• [Given problem]:
Copy every line that holds "them".
___ Records provided
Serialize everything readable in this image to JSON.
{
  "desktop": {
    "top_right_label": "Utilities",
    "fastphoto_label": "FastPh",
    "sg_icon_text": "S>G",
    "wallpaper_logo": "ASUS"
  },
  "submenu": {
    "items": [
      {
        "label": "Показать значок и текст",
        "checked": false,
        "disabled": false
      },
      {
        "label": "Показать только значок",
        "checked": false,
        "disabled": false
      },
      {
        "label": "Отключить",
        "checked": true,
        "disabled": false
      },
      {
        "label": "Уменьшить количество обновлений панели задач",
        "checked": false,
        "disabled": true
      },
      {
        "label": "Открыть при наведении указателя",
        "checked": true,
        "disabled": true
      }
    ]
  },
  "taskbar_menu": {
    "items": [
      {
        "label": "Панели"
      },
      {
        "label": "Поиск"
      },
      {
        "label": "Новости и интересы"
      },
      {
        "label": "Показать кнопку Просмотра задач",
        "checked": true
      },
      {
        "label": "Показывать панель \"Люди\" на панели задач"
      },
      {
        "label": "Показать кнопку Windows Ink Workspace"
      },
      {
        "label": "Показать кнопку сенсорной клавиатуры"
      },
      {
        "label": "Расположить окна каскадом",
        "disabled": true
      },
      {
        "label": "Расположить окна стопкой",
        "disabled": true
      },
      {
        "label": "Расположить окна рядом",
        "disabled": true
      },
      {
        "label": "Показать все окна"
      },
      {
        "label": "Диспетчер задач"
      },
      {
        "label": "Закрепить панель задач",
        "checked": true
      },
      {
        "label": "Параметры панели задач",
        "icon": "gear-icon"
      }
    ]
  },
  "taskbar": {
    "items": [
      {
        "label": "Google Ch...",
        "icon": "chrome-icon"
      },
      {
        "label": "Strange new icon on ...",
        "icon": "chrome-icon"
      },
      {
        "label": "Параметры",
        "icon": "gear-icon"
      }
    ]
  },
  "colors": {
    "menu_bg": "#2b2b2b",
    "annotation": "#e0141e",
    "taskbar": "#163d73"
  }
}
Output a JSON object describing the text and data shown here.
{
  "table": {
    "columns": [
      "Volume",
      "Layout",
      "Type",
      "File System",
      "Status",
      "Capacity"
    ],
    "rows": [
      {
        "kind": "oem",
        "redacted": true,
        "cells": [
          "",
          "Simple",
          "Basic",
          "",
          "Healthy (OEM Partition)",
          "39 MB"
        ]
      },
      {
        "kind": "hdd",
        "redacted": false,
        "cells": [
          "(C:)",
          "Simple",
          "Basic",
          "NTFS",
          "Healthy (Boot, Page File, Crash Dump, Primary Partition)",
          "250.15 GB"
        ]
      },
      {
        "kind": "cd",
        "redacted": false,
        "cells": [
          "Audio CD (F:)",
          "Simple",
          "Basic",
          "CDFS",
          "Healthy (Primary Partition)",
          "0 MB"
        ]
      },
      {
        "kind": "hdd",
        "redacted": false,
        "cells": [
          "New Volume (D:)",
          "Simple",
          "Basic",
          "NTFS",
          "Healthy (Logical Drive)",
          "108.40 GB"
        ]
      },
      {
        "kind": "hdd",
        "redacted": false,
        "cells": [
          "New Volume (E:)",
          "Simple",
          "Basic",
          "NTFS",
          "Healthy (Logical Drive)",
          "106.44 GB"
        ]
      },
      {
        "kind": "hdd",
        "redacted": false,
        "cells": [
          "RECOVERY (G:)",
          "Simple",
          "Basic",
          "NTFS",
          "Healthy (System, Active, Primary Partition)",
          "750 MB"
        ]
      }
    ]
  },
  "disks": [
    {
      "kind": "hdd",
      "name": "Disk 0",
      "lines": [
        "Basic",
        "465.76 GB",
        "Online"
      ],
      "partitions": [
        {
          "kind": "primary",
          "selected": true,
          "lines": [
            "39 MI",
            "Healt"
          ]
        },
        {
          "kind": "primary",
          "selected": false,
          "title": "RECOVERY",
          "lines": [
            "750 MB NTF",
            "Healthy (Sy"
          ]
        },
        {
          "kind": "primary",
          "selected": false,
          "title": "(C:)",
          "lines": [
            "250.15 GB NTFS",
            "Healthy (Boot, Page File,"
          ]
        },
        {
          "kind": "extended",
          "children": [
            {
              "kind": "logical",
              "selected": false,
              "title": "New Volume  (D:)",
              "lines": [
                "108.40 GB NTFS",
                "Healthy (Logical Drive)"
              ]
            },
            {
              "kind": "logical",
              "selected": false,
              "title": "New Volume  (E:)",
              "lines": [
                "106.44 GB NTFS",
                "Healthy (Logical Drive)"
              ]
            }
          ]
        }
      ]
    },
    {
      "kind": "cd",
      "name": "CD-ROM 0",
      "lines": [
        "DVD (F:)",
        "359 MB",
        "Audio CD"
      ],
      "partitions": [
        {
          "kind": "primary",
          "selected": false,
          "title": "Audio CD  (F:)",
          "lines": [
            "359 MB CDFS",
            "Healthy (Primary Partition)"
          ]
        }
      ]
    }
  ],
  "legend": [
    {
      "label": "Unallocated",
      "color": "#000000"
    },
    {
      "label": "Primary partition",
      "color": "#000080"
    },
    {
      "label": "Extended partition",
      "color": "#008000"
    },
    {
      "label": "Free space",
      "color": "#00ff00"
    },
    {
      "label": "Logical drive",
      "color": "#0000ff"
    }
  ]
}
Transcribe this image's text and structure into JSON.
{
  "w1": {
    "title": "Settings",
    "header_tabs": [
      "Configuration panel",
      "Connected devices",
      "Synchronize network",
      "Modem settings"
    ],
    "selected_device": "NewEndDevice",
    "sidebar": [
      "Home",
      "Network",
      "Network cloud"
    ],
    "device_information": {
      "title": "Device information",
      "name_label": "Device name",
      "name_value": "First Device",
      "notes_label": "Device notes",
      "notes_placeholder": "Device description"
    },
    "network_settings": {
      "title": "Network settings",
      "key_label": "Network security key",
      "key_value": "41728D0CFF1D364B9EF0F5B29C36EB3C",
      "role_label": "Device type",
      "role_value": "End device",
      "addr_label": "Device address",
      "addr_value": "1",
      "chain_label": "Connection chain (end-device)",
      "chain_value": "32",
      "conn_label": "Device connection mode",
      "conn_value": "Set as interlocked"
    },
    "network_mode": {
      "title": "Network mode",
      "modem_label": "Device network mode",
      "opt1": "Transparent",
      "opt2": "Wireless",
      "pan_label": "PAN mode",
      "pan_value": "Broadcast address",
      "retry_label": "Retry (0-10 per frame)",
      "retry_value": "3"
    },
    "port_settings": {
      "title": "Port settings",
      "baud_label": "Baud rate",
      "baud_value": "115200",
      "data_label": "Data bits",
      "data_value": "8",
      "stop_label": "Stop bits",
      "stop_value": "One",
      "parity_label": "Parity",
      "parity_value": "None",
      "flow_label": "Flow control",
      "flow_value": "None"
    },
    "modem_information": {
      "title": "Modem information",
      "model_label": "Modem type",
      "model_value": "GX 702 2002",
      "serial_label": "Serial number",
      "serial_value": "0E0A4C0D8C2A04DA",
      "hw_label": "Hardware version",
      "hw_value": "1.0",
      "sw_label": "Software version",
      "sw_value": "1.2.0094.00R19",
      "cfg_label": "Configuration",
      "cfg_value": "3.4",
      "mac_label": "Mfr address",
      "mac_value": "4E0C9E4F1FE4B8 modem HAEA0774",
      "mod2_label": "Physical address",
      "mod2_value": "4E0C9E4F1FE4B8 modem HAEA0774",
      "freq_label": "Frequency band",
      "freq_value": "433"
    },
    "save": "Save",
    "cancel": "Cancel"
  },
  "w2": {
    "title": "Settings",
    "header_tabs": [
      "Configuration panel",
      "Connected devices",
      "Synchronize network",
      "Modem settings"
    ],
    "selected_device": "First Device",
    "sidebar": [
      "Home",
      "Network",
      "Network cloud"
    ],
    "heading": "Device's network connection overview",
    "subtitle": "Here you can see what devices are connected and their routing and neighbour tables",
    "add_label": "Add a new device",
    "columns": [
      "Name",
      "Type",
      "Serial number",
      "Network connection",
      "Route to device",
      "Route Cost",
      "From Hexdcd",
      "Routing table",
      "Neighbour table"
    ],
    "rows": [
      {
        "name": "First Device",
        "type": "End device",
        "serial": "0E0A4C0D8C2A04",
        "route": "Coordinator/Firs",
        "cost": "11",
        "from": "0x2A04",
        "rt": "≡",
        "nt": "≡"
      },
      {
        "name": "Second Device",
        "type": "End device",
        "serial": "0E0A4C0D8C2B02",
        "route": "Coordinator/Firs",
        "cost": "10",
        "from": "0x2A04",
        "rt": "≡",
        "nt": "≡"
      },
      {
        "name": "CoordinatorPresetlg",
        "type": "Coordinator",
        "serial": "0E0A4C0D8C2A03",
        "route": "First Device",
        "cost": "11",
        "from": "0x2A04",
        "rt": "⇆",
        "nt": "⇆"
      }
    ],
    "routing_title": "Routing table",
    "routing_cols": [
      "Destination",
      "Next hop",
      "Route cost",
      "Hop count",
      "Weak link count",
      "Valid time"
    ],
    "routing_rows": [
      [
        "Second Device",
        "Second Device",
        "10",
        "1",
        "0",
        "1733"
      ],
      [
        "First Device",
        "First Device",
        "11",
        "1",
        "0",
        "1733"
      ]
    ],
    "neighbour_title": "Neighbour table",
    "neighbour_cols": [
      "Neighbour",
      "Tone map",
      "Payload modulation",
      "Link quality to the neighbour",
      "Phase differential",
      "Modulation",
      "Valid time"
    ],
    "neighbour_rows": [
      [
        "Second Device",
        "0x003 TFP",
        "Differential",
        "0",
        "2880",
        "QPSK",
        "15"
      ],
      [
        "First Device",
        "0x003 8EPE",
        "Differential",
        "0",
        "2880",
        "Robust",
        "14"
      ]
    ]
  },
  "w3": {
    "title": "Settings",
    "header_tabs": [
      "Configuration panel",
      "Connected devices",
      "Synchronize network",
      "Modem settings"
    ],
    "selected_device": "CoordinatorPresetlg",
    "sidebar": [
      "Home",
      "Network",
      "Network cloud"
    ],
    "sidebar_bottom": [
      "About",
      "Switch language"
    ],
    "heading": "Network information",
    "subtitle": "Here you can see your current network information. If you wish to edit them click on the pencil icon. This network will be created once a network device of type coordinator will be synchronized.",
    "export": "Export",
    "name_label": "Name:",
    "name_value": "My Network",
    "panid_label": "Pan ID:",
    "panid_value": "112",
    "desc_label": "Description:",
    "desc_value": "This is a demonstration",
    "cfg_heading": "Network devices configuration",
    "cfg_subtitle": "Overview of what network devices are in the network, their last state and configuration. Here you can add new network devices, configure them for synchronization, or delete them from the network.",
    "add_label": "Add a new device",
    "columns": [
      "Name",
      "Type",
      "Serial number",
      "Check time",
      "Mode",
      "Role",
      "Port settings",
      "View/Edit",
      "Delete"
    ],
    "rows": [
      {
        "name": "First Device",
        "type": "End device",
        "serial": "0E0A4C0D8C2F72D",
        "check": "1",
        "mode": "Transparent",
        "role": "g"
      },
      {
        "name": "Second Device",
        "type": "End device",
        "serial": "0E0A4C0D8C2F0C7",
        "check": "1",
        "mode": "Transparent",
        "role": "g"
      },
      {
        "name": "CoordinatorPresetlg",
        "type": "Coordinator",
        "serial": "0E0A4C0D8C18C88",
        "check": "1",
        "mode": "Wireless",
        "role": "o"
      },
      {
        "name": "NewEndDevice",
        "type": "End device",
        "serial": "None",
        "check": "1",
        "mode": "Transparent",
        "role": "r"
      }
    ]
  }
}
______
• [Response to the exercise]:
    "subtitle": "Here you can see your current network information. If you wish to edit them click on the pencil icon. This network will be created once a network device of type coordinator will be synchronized.",
    "cfg_subtitle": "Overview of what network devices are in the network, their last state and configuration. Here you can add new network devices, configure them for synchronization, or delete them from the network.",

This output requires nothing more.